◆ **ASSIGNED TASK**
You are asked to filter the data below and copy every line holding "genau".

◆ **MATERIAL FOR THIS EXERCISE**
---

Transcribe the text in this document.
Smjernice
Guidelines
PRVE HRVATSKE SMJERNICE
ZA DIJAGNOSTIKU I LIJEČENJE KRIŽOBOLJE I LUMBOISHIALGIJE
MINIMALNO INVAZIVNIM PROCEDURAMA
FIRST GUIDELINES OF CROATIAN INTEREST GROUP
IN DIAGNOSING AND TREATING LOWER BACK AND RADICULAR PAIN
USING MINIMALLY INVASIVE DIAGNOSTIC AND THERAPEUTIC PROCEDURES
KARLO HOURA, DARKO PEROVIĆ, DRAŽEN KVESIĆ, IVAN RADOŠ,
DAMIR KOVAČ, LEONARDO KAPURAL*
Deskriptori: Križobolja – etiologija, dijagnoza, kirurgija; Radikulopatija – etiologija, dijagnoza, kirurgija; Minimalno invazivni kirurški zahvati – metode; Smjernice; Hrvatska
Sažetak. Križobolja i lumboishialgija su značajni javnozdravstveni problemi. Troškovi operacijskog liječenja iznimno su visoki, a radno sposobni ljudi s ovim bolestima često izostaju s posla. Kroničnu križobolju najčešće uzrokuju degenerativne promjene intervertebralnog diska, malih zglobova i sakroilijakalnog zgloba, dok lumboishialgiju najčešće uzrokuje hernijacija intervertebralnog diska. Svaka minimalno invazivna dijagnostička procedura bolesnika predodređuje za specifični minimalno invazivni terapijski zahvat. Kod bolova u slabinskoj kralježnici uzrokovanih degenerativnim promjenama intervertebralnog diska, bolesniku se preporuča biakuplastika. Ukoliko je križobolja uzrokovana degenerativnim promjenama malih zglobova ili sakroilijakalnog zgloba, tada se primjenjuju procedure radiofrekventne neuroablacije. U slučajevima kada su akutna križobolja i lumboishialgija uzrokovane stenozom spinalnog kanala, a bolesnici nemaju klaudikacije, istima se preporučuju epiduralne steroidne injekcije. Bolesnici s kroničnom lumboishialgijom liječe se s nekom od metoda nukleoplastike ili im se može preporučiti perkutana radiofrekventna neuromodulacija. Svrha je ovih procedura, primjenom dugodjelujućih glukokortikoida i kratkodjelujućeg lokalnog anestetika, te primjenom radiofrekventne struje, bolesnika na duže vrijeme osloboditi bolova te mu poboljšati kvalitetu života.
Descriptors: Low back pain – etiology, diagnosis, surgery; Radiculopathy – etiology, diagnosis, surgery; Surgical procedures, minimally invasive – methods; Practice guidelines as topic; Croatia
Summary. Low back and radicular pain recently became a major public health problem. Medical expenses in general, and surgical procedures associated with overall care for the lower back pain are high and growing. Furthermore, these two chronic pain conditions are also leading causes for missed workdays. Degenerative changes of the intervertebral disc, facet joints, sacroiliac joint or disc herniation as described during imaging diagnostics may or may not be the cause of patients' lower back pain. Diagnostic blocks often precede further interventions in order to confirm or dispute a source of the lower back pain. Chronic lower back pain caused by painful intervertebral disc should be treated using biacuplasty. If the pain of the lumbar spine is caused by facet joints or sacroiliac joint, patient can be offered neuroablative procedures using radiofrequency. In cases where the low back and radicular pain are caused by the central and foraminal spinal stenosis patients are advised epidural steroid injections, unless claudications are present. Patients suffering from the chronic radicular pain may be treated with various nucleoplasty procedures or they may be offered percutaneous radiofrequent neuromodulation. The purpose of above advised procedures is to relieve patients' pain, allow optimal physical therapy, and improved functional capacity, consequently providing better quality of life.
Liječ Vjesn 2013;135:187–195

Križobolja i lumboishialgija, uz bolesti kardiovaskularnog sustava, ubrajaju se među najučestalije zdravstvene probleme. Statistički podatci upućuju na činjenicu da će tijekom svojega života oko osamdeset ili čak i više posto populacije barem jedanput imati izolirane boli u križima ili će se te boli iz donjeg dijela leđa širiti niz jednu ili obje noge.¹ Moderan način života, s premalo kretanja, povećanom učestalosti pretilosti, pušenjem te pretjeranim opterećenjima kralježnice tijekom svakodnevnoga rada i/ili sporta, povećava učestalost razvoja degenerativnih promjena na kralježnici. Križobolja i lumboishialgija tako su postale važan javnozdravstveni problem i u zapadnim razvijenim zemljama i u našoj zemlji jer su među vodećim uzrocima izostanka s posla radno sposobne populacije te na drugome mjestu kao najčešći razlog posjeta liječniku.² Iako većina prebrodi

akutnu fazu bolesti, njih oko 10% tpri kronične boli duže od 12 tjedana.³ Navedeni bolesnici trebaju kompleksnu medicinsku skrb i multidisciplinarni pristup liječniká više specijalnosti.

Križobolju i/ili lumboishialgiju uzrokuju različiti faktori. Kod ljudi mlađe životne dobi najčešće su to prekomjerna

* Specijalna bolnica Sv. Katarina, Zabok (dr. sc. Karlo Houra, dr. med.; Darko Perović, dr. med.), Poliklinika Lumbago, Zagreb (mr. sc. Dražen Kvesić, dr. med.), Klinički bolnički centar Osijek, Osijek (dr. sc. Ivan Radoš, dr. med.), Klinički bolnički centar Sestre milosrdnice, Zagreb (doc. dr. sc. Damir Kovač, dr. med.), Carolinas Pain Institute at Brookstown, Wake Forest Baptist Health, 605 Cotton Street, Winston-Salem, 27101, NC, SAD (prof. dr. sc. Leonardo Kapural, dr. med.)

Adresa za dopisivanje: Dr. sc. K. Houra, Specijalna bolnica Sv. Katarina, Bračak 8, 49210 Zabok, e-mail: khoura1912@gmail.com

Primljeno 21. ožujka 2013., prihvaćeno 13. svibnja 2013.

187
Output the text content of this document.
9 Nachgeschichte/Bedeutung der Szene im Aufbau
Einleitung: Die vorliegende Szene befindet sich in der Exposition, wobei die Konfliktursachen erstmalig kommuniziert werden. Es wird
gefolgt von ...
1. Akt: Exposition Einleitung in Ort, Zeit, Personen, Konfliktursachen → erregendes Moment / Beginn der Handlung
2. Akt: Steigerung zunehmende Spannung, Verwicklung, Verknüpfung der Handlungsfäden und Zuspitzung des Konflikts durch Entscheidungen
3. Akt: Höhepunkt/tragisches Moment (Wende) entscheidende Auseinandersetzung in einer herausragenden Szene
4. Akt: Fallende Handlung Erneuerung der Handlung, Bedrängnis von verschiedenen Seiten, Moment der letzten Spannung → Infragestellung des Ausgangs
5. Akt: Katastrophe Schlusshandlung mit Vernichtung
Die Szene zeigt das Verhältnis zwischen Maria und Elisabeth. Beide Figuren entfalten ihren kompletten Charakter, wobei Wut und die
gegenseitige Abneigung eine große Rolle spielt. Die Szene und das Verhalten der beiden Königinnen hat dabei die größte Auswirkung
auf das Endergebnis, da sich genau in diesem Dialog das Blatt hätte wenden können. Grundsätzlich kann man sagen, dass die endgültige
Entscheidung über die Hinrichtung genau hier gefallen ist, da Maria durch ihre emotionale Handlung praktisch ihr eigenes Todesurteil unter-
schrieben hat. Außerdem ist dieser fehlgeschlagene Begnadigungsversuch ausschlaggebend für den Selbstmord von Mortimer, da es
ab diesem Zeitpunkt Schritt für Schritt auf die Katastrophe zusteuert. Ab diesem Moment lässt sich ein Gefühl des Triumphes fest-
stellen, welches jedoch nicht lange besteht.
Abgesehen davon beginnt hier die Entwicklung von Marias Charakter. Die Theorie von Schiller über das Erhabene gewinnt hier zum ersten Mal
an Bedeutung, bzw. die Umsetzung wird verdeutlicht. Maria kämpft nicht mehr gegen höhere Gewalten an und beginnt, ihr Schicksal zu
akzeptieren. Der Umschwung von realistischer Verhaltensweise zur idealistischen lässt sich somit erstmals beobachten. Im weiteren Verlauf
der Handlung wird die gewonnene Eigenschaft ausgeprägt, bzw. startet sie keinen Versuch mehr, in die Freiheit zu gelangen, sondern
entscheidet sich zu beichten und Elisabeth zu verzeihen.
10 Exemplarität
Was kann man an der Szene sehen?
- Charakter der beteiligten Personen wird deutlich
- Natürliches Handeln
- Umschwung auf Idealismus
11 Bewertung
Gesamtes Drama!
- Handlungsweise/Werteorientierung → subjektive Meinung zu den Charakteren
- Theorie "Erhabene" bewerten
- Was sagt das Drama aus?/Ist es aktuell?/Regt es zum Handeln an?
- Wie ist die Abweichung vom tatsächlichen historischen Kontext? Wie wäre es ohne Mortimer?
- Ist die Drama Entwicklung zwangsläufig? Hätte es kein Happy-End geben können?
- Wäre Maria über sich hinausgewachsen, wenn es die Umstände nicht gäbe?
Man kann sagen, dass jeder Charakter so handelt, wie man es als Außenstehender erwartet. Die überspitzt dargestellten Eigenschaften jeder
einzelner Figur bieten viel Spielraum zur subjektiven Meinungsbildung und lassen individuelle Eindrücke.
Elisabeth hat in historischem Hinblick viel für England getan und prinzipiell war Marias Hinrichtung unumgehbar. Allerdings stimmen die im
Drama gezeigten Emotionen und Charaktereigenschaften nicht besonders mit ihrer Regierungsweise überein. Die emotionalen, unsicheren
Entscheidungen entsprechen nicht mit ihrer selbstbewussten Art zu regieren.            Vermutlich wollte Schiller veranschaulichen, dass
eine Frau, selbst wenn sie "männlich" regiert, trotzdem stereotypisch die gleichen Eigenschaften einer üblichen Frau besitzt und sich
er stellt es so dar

---

◆ **COMPLETED TASK**
auf das Endergebnis, da sich genau in diesem Dialog das Blatt hätte wenden können. Grundsätzlich kann man sagen, dass die endgültige
Entscheidung über die Hinrichtung genau hier gefallen ist, da Maria durch ihre emotionale Handlung praktisch ihr eigenes Todesurteil unter-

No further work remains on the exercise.